»»

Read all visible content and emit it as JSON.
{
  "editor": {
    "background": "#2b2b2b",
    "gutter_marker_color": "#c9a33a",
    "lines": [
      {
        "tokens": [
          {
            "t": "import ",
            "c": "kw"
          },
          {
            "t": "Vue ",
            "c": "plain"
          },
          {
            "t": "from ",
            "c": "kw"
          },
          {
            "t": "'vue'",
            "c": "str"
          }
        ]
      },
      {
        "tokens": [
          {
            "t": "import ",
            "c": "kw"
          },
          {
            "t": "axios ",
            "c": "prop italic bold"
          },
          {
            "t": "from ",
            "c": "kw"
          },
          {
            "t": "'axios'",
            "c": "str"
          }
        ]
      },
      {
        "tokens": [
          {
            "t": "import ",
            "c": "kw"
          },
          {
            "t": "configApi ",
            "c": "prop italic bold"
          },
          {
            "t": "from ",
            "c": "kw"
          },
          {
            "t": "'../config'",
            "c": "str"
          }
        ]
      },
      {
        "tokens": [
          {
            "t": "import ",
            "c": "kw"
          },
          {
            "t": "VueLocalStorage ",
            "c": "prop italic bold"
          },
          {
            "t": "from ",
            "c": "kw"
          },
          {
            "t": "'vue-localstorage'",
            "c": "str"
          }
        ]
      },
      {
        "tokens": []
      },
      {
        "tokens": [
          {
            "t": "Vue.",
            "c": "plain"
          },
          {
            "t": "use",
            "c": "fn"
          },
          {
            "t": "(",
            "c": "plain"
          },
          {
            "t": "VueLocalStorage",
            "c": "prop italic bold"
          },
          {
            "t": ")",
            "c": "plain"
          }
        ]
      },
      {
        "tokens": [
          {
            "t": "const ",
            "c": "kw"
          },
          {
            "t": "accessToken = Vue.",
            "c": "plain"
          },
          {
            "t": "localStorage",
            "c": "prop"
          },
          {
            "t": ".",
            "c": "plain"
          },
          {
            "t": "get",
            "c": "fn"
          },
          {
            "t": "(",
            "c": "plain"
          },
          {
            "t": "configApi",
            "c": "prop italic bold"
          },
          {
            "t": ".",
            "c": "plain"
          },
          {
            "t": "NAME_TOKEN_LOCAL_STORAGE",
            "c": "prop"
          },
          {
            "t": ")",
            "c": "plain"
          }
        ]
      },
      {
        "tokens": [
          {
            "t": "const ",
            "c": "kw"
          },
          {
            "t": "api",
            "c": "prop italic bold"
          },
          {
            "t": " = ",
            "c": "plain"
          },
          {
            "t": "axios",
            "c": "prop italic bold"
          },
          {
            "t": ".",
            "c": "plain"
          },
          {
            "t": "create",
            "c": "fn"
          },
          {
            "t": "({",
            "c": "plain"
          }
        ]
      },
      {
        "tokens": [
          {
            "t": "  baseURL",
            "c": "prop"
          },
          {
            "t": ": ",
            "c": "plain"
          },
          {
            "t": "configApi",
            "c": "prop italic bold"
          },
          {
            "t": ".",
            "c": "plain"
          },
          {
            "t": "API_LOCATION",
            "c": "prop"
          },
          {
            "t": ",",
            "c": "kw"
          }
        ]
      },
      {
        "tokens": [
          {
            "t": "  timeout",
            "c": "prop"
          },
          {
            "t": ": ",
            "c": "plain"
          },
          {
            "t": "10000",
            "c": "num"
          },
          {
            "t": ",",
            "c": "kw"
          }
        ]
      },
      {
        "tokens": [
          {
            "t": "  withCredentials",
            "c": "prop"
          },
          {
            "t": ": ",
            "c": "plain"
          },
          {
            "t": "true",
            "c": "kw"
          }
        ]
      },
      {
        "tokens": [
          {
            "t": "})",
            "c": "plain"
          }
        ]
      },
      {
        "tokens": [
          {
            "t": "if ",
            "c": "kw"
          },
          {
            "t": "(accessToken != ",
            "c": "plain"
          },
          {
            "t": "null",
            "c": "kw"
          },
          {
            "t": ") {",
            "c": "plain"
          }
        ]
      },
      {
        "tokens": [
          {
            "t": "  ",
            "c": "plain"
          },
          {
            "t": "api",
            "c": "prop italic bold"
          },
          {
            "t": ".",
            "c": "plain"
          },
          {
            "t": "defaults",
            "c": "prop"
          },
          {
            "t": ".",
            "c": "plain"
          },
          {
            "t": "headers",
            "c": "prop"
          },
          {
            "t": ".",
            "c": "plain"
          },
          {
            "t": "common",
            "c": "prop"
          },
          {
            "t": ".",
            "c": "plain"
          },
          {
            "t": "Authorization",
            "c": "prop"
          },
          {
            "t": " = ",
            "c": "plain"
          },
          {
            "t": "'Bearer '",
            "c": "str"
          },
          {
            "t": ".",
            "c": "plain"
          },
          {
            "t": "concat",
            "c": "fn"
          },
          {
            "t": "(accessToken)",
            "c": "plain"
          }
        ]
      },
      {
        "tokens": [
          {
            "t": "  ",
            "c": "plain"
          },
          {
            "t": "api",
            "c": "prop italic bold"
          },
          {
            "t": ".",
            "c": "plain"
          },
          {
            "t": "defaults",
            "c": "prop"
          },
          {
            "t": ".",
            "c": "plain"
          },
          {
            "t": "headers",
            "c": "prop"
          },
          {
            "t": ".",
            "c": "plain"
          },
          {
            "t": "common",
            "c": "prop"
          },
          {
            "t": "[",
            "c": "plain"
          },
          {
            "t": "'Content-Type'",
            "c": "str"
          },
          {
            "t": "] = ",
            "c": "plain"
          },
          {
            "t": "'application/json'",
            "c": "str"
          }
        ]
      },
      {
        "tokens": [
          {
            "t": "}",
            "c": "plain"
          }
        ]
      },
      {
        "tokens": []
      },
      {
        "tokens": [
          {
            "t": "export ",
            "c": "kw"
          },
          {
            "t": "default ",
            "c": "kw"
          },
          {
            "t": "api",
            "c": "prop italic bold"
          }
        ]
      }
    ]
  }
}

««

Requirements:
Take the lines above and print them exactly.

The reply:
Read all visible content and emit it as JSON.
{
  "editor": {
    "background": "#2b2b2b",
    "gutter_marker_color": "#c9a33a",
    "lines": [
      {
        "tokens": [
          {
            "t": "import ",
            "c": "kw"
          },
          {
            "t": "Vue ",
            "c": "plain"
          },
          {
            "t": "from ",
            "c": "kw"
          },
          {
            "t": "'vue'",
            "c": "str"
          }
        ]
      },
      {
        "tokens": [
          {
            "t": "import ",
            "c": "kw"
          },
          {
            "t": "axios ",
            "c": "prop italic bold"
          },
          {
            "t": "from ",
            "c": "kw"
          },
          {
            "t": "'axios'",
            "c": "str"
          }
        ]
      },
      {
        "tokens": [
          {
            "t": "import ",
            "c": "kw"
          },
          {
            "t": "configApi ",
            "c": "prop italic bold"
          },
          {
            "t": "from ",
            "c": "kw"
          },
          {
            "t": "'../config'",
            "c": "str"
          }
        ]
      },
      {
        "tokens": [
          {
            "t": "import ",
            "c": "kw"
          },
          {
            "t": "VueLocalStorage ",
            "c": "prop italic bold"
          },
          {
            "t": "from ",
            "c": "kw"
          },
          {
            "t": "'vue-localstorage'",
            "c": "str"
          }
        ]
      },
      {
        "tokens": []
      },
      {
        "tokens": [
          {
            "t": "Vue.",
            "c": "plain"
          },
          {
            "t": "use",
            "c": "fn"
          },
          {
            "t": "(",
            "c": "plain"
          },
          {
            "t": "VueLocalStorage",
            "c": "prop italic bold"
          },
          {
            "t": ")",
            "c": "plain"
          }
        ]
      },
      {
        "tokens": [
          {
            "t": "const ",
            "c": "kw"
          },
          {
            "t": "accessToken = Vue.",
            "c": "plain"
          },
          {
            "t": "localStorage",
            "c": "prop"
          },
          {
            "t": ".",
            "c": "plain"
          },
          {
            "t": "get",
            "c": "fn"
          },
          {
            "t": "(",
            "c": "plain"
          },
          {
            "t": "configApi",
            "c": "prop italic bold"
          },
          {
            "t": ".",
            "c": "plain"
          },
          {
            "t": "NAME_TOKEN_LOCAL_STORAGE",
            "c": "prop"
          },
          {
            "t": ")",
            "c": "plain"
          }
        ]
      },
      {
        "tokens": [
          {
            "t": "const ",
            "c": "kw"
          },
          {
            "t": "api",
            "c": "prop italic bold"
          },
          {
            "t": " = ",
            "c": "plain"
          },
          {
            "t": "axios",
            "c": "prop italic bold"
          },
          {
            "t": ".",
            "c": "plain"
          },
          {
            "t": "create",
            "c": "fn"
          },
          {
            "t": "({",
            "c": "plain"
          }
        ]
      },
      {
        "tokens": [
          {
            "t": "  baseURL",
            "c": "prop"
          },
          {
            "t": ": ",
            "c": "plain"
          },
          {
            "t": "configApi",
            "c": "prop italic bold"
          },
          {
            "t": ".",
            "c": "plain"
          },
          {
            "t": "API_LOCATION",
            "c": "prop"
          },
          {
            "t": ",",
            "c": "kw"
          }
        ]
      },
      {
        "tokens": [
          {
            "t": "  timeout",
            "c": "prop"
          },
          {
            "t": ": ",
            "c": "plain"
          },
          {
            "t": "10000",
            "c": "num"
          },
          {
            "t": ",",
            "c": "kw"
          }
        ]
      },
      {
        "tokens": [
          {
            "t": "  withCredentials",
            "c": "prop"
          },
          {
            "t": ": ",
            "c": "plain"
          },
          {
            "t": "true",
            "c": "kw"
          }
        ]
      },
      {
        "tokens": [
          {
            "t": "})",
            "c": "plain"
          }
        ]
      },
      {
        "tokens": [
          {
            "t": "if ",
            "c": "kw"
          },
          {
            "t": "(accessToken != ",
            "c": "plain"
          },
          {
            "t": "null",
            "c": "kw"
          },
          {
            "t": ") {",
            "c": "plain"
          }
        ]
      },
      {
        "tokens": [
          {
            "t": "  ",
            "c": "plain"
          },
          {
            "t": "api",
            "c": "prop italic bold"
          },
          {
            "t": ".",
            "c": "plain"
          },
          {
            "t": "defaults",
            "c": "prop"
          },
          {
            "t": ".",
            "c": "plain"
          },
          {
            "t": "headers",
            "c": "prop"
          },
          {
            "t": ".",
            "c": "plain"
          },
          {
            "t": "common",
            "c": "prop"
          },
          {
            "t": ".",
            "c": "plain"
          },
          {
            "t": "Authorization",
            "c": "prop"
          },
          {
            "t": " = ",
            "c": "plain"
          },
          {
            "t": "'Bearer '",
            "c": "str"
          },
          {
            "t": ".",
            "c": "plain"
          },
          {
            "t": "concat",
            "c": "fn"
          },
          {
            "t": "(accessToken)",
            "c": "plain"
          }
        ]
      },
      {
        "tokens": [
          {
            "t": "  ",
            "c": "plain"
          },
          {
            "t": "api",
            "c": "prop italic bold"
          },
          {
            "t": ".",
            "c": "plain"
          },
          {
            "t": "defaults",
            "c": "prop"
          },
          {
            "t": ".",
            "c": "plain"
          },
          {
            "t": "headers",
            "c": "prop"
          },
          {
            "t": ".",
            "c": "plain"
          },
          {
            "t": "common",
            "c": "prop"
          },
          {
            "t": "[",
            "c": "plain"
          },
          {
            "t": "'Content-Type'",
            "c": "str"
          },
          {
            "t": "] = ",
            "c": "plain"
          },
          {
            "t": "'application/json'",
            "c": "str"
          }
        ]
      },
      {
        "tokens": [
          {
            "t": "}",
            "c": "plain"
          }
        ]
      },
      {
        "tokens": []
      },
      {
        "tokens": [
          {
            "t": "export ",
            "c": "kw"
          },
          {
            "t": "default ",
            "c": "kw"
          },
          {
            "t": "api",
            "c": "prop italic bold"
          }
        ]
      }
    ]
  }
}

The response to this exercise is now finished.